**GIVEN PROBLEM:**
The entries are to be returned exactly, with images left out.

★ ★ ★ ★ ★

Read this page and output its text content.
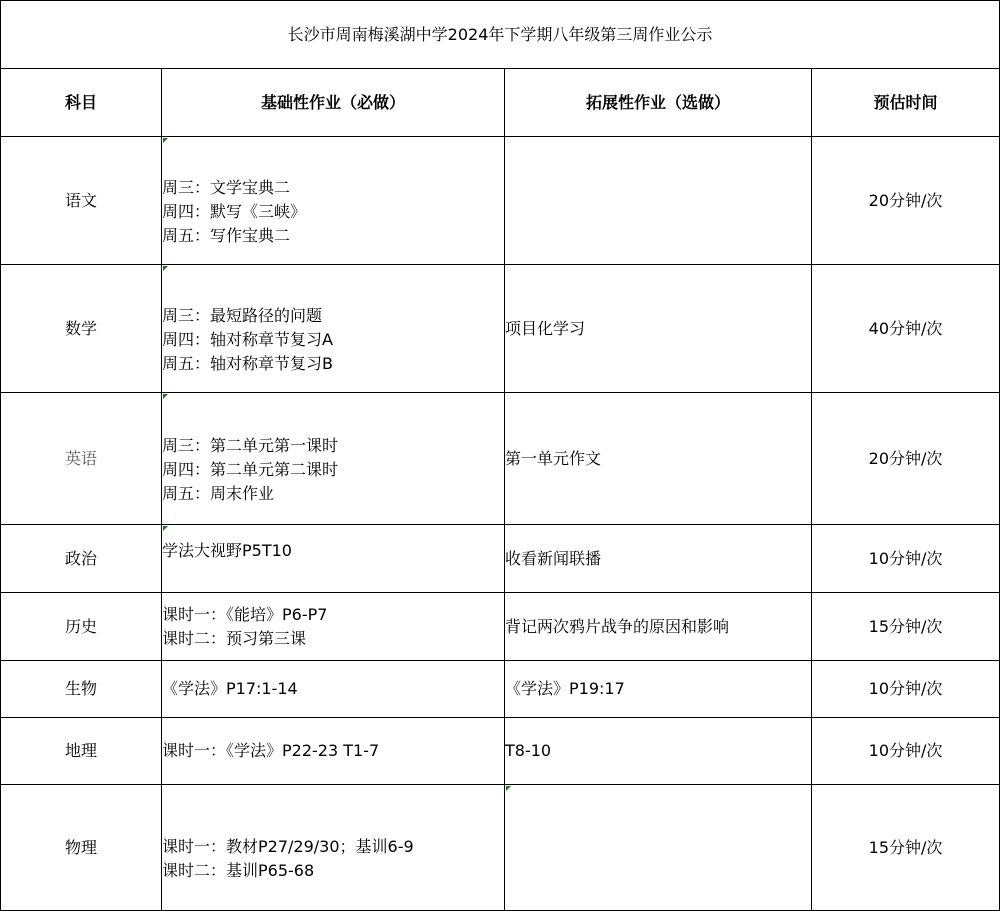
长沙市周南梅溪湖中学2024年下学期八年级第三周作业公示			
科目	基础性作业（必做）	拓展性作业（选做）	预估时间
语文	周三：文学宝典二
周四：默写《三峡》
周五：写作宝典二		20分钟/次
数学	周三：最短路径的问题
周四：轴对称章节复习A
周五：轴对称章节复习B	项目化学习	40分钟/次
英语	周三：第二单元第一课时
周四：第二单元第二课时
周五：周末作业	第一单元作文	20分钟/次
政治	学法大视野P5T10	收看新闻联播	10分钟/次
历史	课时一：《能培》P6-P7
课时二：预习第三课	背记两次鸦片战争的原因和影响	15分钟/次
生物	《学法》P17:1-14	《学法》P19:17	10分钟/次
地理	课时一：《学法》P22-23 T1-7	T8-10	10分钟/次
物理	课时一：教材P27/29/30；基训6-9
课时二：基训P65-68		15分钟/次
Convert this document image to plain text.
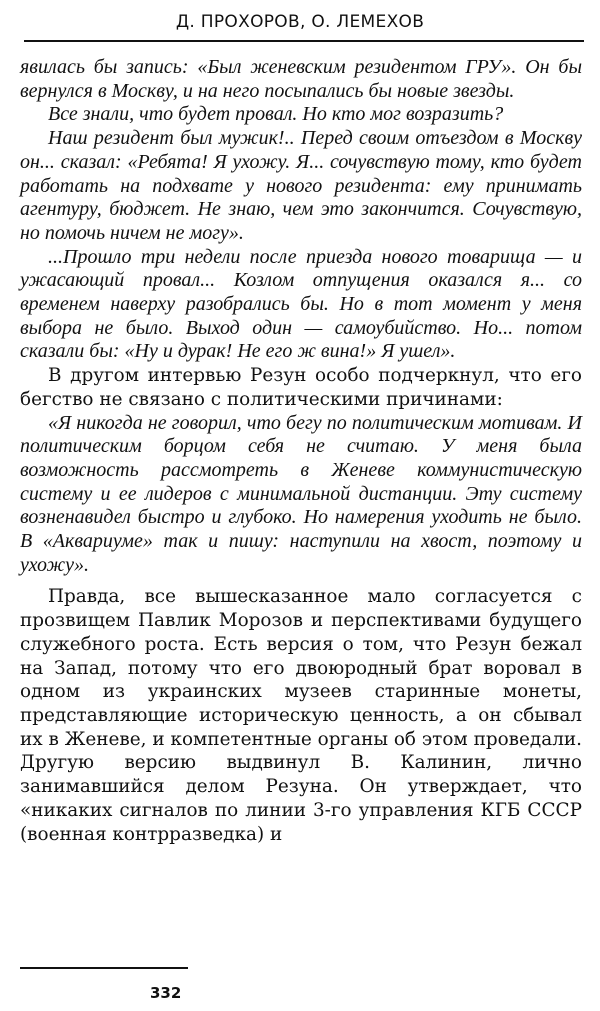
Д. ПРОХОРОВ, О. ЛЕМЕХОВ

явилась бы запись: «Был женевским резидентом ГРУ». Он бы вернулся в Москву, и на него посыпались бы новые звезды.

Все знали, что будет провал. Но кто мог возразить?

Наш резидент был мужик!.. Перед своим отъездом в Москву он... сказал: «Ребята! Я ухожу. Я... сочувствую тому, кто будет работать на подхвате у нового резидента: ему принимать агентуру, бюджет. Не знаю, чем это закончится. Сочувствую, но помочь ничем не могу».

...Прошло три недели после приезда нового товарища — и ужасающий провал... Козлом отпущения оказался я... со временем наверху разобрались бы. Но в тот момент у меня выбора не было. Выход один — самоубийство. Но... потом сказали бы: «Ну и дурак! Не его ж вина!» Я ушел».

В другом интервью Резун особо подчеркнул, что его бегство не связано с политическими причинами:

«Я никогда не говорил, что бегу по политическим мотивам. И политическим борцом себя не считаю. У меня была возможность рассмотреть в Женеве коммунистическую систему и ее лидеров с минимальной дистанции. Эту систему возненавидел быстро и глубоко. Но намерения уходить не было. В «Аквариуме» так и пишу: наступили на хвост, поэтому и ухожу».

Правда, все вышесказанное мало согласуется с прозвищем Павлик Морозов и перспективами будущего служебного роста. Есть версия о том, что Резун бежал на Запад, потому что его двоюродный брат воровал в одном из украинских музеев старинные монеты, представляющие историческую ценность, а он сбывал их в Женеве, и компетентные органы об этом проведали. Другую версию выдвинул В. Калинин, лично занимавшийся делом Резуна. Он утверждает, что «никаких сигналов по линии 3-го управления КГБ СССР (военная контрразведка) и

332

★ ★ ★ ★ ★

**FINAL RESULT:**
Read this page and output its text content.
长沙市周南梅溪湖中学2024年下学期八年级第三周作业公示			
科目	基础性作业（必做）	拓展性作业（选做）	预估时间
语文	周三：文学宝典二
周四：默写《三峡》
周五：写作宝典二		20分钟/次
数学	周三：最短路径的问题
周四：轴对称章节复习A
周五：轴对称章节复习B	项目化学习	40分钟/次
英语	周三：第二单元第一课时
周四：第二单元第二课时
周五：周末作业	第一单元作文	20分钟/次
政治	学法大视野P5T10	收看新闻联播	10分钟/次
历史	课时一：《能培》P6-P7
课时二：预习第三课	背记两次鸦片战争的原因和影响	15分钟/次
生物	《学法》P17:1-14	《学法》P19:17	10分钟/次
地理	课时一：《学法》P22-23 T1-7	T8-10	10分钟/次
物理	课时一：教材P27/29/30；基训6-9
课时二：基训P65-68		15分钟/次
Convert this document image to plain text.
Д. ПРОХОРОВ, О. ЛЕМЕХОВ

явилась бы запись: «Был женевским резидентом ГРУ». Он бы вернулся в Москву, и на него посыпались бы новые звезды.

Все знали, что будет провал. Но кто мог возразить?

Наш резидент был мужик!.. Перед своим отъездом в Москву он... сказал: «Ребята! Я ухожу. Я... сочувствую тому, кто будет работать на подхвате у нового резидента: ему принимать агентуру, бюджет. Не знаю, чем это закончится. Сочувствую, но помочь ничем не могу».

...Прошло три недели после приезда нового товарища — и ужасающий провал... Козлом отпущения оказался я... со временем наверху разобрались бы. Но в тот момент у меня выбора не было. Выход один — самоубийство. Но... потом сказали бы: «Ну и дурак! Не его ж вина!» Я ушел».

В другом интервью Резун особо подчеркнул, что его бегство не связано с политическими причинами:

«Я никогда не говорил, что бегу по политическим мотивам. И политическим борцом себя не считаю. У меня была возможность рассмотреть в Женеве коммунистическую систему и ее лидеров с минимальной дистанции. Эту систему возненавидел быстро и глубоко. Но намерения уходить не было. В «Аквариуме» так и пишу: наступили на хвост, поэтому и ухожу».

Правда, все вышесказанное мало согласуется с прозвищем Павлик Морозов и перспективами будущего служебного роста. Есть версия о том, что Резун бежал на Запад, потому что его двоюродный брат воровал в одном из украинских музеев старинные монеты, представляющие историческую ценность, а он сбывал их в Женеве, и компетентные органы об этом проведали. Другую версию выдвинул В. Калинин, лично занимавшийся делом Резуна. Он утверждает, что «никаких сигналов по линии 3-го управления КГБ СССР (военная контрразведка) и

332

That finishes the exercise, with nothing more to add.